- _Stored data_

···

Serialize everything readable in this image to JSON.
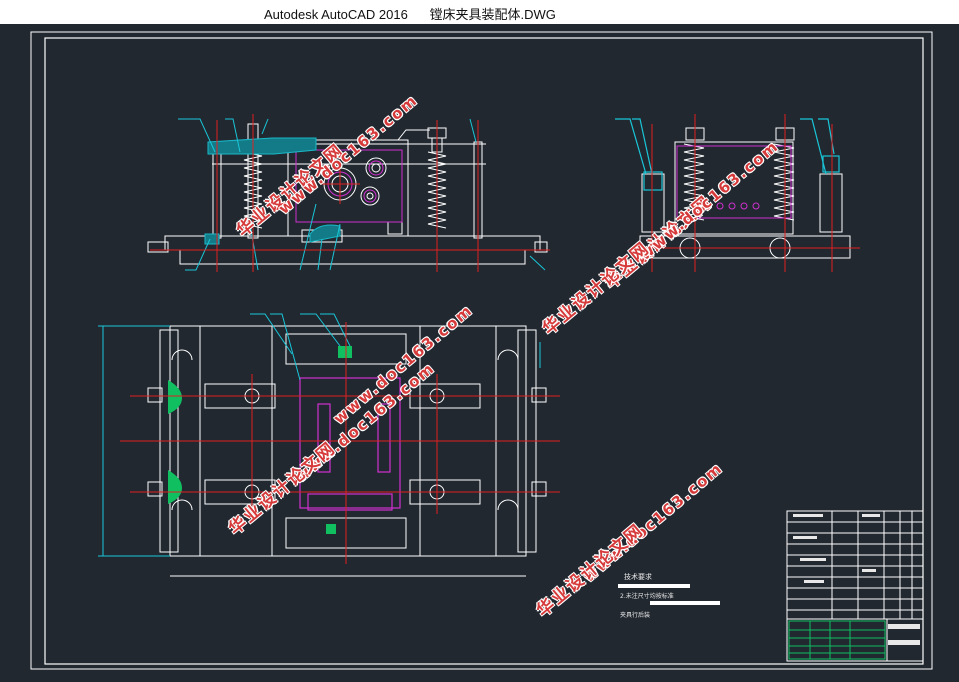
{
  "window": {
    "title": "Autodesk AutoCAD 2016      镗床夹具装配体.DWG"
  },
  "watermarks": [
    {
      "text": "华业设计论文网",
      "url": "www.doc163.com"
    }
  ],
  "notes": {
    "heading": "技术要求",
    "line2": "2.未注尺寸均按标准",
    "line3": "夹具行后装"
  },
  "colors": {
    "background": "#212830",
    "frame": "#ffffff",
    "geometry": "#ffffff",
    "centerline": "#e02020",
    "dimension": "#19c6d8",
    "highlight": "#d030d0",
    "section": "#19b8c8",
    "hatch": "#c7b830",
    "titleblock_green": "#10c060",
    "watermark": "#d63a3a"
  }
}
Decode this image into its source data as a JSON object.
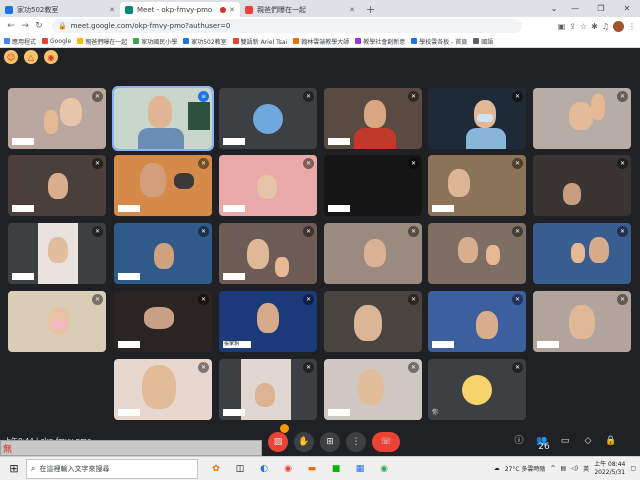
{
  "browser": {
    "tabs": [
      {
        "label": "家功502教室",
        "favicon_color": "#1a73e8",
        "active": false
      },
      {
        "label": "Meet - okp-fmvy-pmo",
        "favicon_color": "#00897b",
        "active": true
      },
      {
        "label": "親爸們曝在一起",
        "favicon_color": "#ea4335",
        "active": false
      }
    ],
    "url": "meet.google.com/okp-fmvy-pmo?authuser=0",
    "bookmarks": [
      "應用程式",
      "Google",
      "親爸們曝在一起",
      "家功國民小學",
      "家功502教室",
      "雙語新 Ariel Tsai",
      "翰林雲端教學大師",
      "教學社會創新意",
      "學校雲各板 - 首頁",
      "國語"
    ]
  },
  "meet": {
    "meeting_code": "上午8:44 | okp-fmvy-pmo",
    "participant_count": "26",
    "reaction_icons": [
      "emoji-icon",
      "warning-icon",
      "info-icon"
    ],
    "name_labels": {
      "r2c4": "",
      "r3c2": "",
      "r5c3": "張家玥",
      "r6c6": "你"
    }
  },
  "taskbar": {
    "search_placeholder": "在這裡輸入文字來搜尋",
    "weather": "27°C 多雲時陰",
    "ime": "英",
    "time": "上午 08:44",
    "date": "2022/5/31"
  },
  "stripe_text": "無"
}
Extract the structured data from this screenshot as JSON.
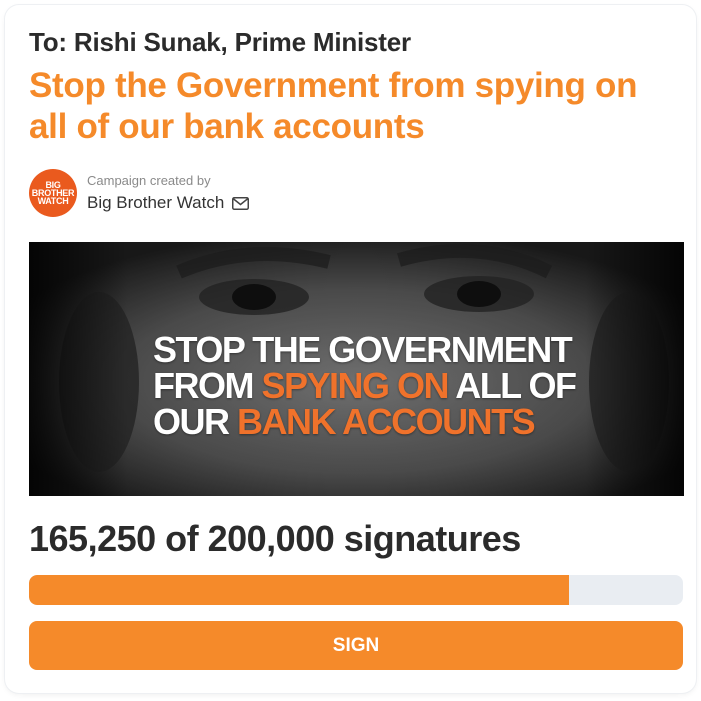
{
  "petition": {
    "to_line": "To: Rishi Sunak, Prime Minister",
    "title": "Stop the Government from spying on all of our bank accounts"
  },
  "creator": {
    "caption": "Campaign created by",
    "name": "Big Brother Watch",
    "avatar_lines": [
      "BIG",
      "BROTHER",
      "WATCH"
    ],
    "contact_icon": "mail-icon"
  },
  "hero_image": {
    "line1": "STOP THE GOVERNMENT",
    "line2_prefix": "FROM ",
    "line2_accent": "SPYING ON",
    "line2_suffix": " ALL OF",
    "line3_prefix": "OUR ",
    "line3_accent": "BANK ACCOUNTS"
  },
  "signatures": {
    "text": "165,250 of 200,000 signatures",
    "progress_fraction": 0.8263
  },
  "actions": {
    "sign_label": "SIGN"
  },
  "colors": {
    "accent": "#f58a2a",
    "avatar_bg": "#ea5a1e",
    "track": "#e9edf2"
  }
}
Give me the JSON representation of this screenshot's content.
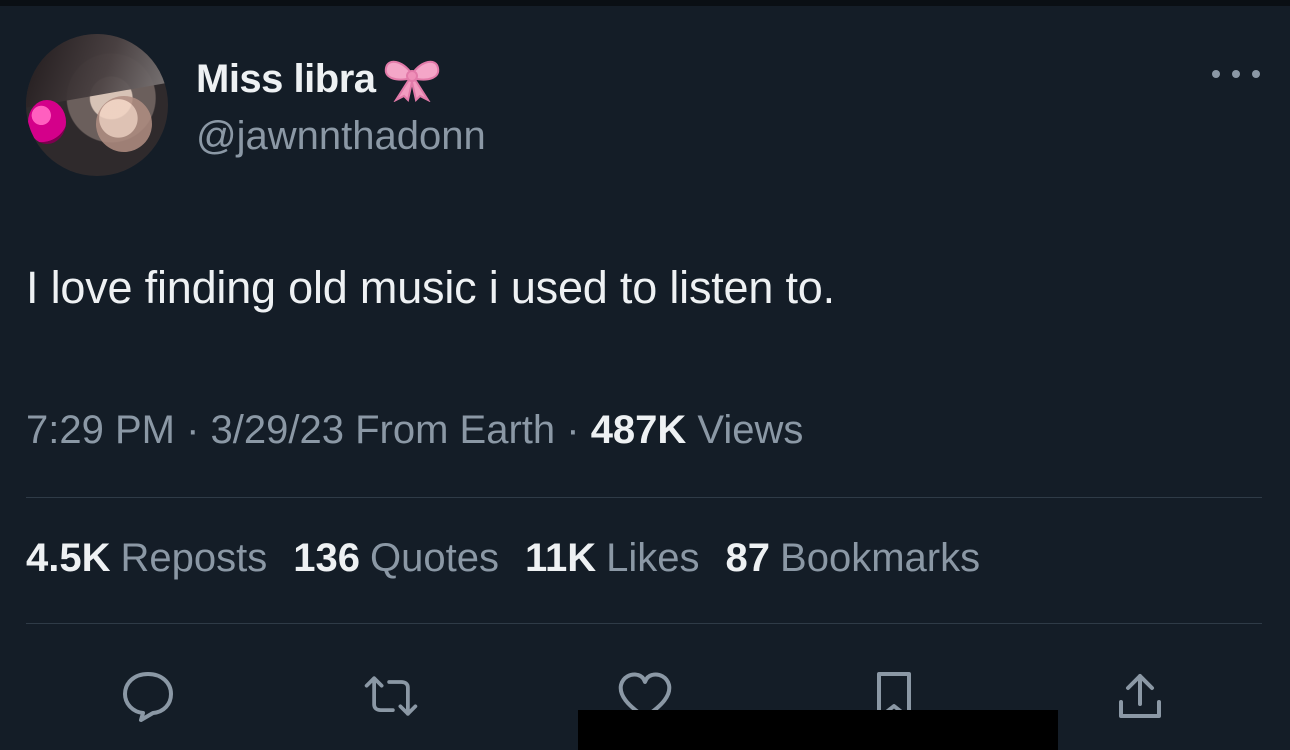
{
  "user": {
    "display_name": "Miss libra",
    "handle": "@jawnnthadonn"
  },
  "tweet": {
    "text": "I love finding old music i used to listen to.",
    "time": "7:29 PM",
    "sep1": " · ",
    "date": "3/29/23",
    "source": " From Earth",
    "sep2": " · ",
    "views_count": "487K",
    "views_label": " Views"
  },
  "stats": {
    "reposts_count": "4.5K",
    "reposts_label": "Reposts",
    "quotes_count": "136",
    "quotes_label": "Quotes",
    "likes_count": "11K",
    "likes_label": "Likes",
    "bookmarks_count": "87",
    "bookmarks_label": "Bookmarks"
  },
  "colors": {
    "background": "#141d27",
    "primary_text": "#eef1f3",
    "secondary_text": "#8b98a5",
    "divider": "#2f3b47",
    "bow_pink": "#f4a6c8"
  },
  "icons": {
    "reply": "speech-bubble-icon",
    "repost": "repost-arrows-icon",
    "like": "heart-icon",
    "bookmark": "bookmark-icon",
    "share": "share-upload-icon",
    "more": "more-dots-icon",
    "emoji": "ribbon-bow-icon"
  }
}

···

- _REQUIRED WORK_
Make a word-for-word copy of the entries, without any pictures.

- _FINAL RESULT_
Serialize everything readable in this image to JSON.
{
  "window": {
    "title": "Autodesk AutoCAD 2016      镗床夹具装配体.DWG"
  },
  "watermarks": [
    {
      "text": "华业设计论文网",
      "url": "www.doc163.com"
    }
  ],
  "notes": {
    "heading": "技术要求",
    "line2": "2.未注尺寸均按标准",
    "line3": "夹具行后装"
  },
  "colors": {
    "background": "#212830",
    "frame": "#ffffff",
    "geometry": "#ffffff",
    "centerline": "#e02020",
    "dimension": "#19c6d8",
    "highlight": "#d030d0",
    "section": "#19b8c8",
    "hatch": "#c7b830",
    "titleblock_green": "#10c060",
    "watermark": "#d63a3a"
  }
}
Decode this image into its source data as a JSON object.
{
  "browser": {
    "tabs": [
      {
        "label": "家功502教室",
        "favicon_color": "#1a73e8",
        "active": false
      },
      {
        "label": "Meet - okp-fmvy-pmo",
        "favicon_color": "#00897b",
        "active": true
      },
      {
        "label": "親爸們曝在一起",
        "favicon_color": "#ea4335",
        "active": false
      }
    ],
    "url": "meet.google.com/okp-fmvy-pmo?authuser=0",
    "bookmarks": [
      "應用程式",
      "Google",
      "親爸們曝在一起",
      "家功國民小學",
      "家功502教室",
      "雙語新 Ariel Tsai",
      "翰林雲端教學大師",
      "教學社會創新意",
      "學校雲各板 - 首頁",
      "國語"
    ]
  },
  "meet": {
    "meeting_code": "上午8:44 | okp-fmvy-pmo",
    "participant_count": "26",
    "reaction_icons": [
      "emoji-icon",
      "warning-icon",
      "info-icon"
    ],
    "name_labels": {
      "r2c4": "",
      "r3c2": "",
      "r5c3": "張家玥",
      "r6c6": "你"
    }
  },
  "taskbar": {
    "search_placeholder": "在這裡輸入文字來搜尋",
    "weather": "27°C 多雲時陰",
    "ime": "英",
    "time": "上午 08:44",
    "date": "2022/5/31"
  },
  "stripe_text": "無"
}
Extract the structured data from this screenshot as JSON.
{
  "petition": {
    "to_line": "To: Rishi Sunak, Prime Minister",
    "title": "Stop the Government from spying on all of our bank accounts"
  },
  "creator": {
    "caption": "Campaign created by",
    "name": "Big Brother Watch",
    "avatar_lines": [
      "BIG",
      "BROTHER",
      "WATCH"
    ],
    "contact_icon": "mail-icon"
  },
  "hero_image": {
    "line1": "STOP THE GOVERNMENT",
    "line2_prefix": "FROM ",
    "line2_accent": "SPYING ON",
    "line2_suffix": " ALL OF",
    "line3_prefix": "OUR ",
    "line3_accent": "BANK ACCOUNTS"
  },
  "signatures": {
    "text": "165,250 of 200,000 signatures",
    "progress_fraction": 0.8263
  },
  "actions": {
    "sign_label": "SIGN"
  },
  "colors": {
    "accent": "#f58a2a",
    "avatar_bg": "#ea5a1e",
    "track": "#e9edf2"
  }
}
Give me the JSON representation of this screenshot's content.
{
  "user": {
    "display_name": "Miss libra",
    "handle": "@jawnnthadonn"
  },
  "tweet": {
    "text": "I love finding old music i used to listen to.",
    "time": "7:29 PM",
    "sep1": " · ",
    "date": "3/29/23",
    "source": " From Earth",
    "sep2": " · ",
    "views_count": "487K",
    "views_label": " Views"
  },
  "stats": {
    "reposts_count": "4.5K",
    "reposts_label": "Reposts",
    "quotes_count": "136",
    "quotes_label": "Quotes",
    "likes_count": "11K",
    "likes_label": "Likes",
    "bookmarks_count": "87",
    "bookmarks_label": "Bookmarks"
  },
  "colors": {
    "background": "#141d27",
    "primary_text": "#eef1f3",
    "secondary_text": "#8b98a5",
    "divider": "#2f3b47",
    "bow_pink": "#f4a6c8"
  },
  "icons": {
    "reply": "speech-bubble-icon",
    "repost": "repost-arrows-icon",
    "like": "heart-icon",
    "bookmark": "bookmark-icon",
    "share": "share-upload-icon",
    "more": "more-dots-icon",
    "emoji": "ribbon-bow-icon"
  }
}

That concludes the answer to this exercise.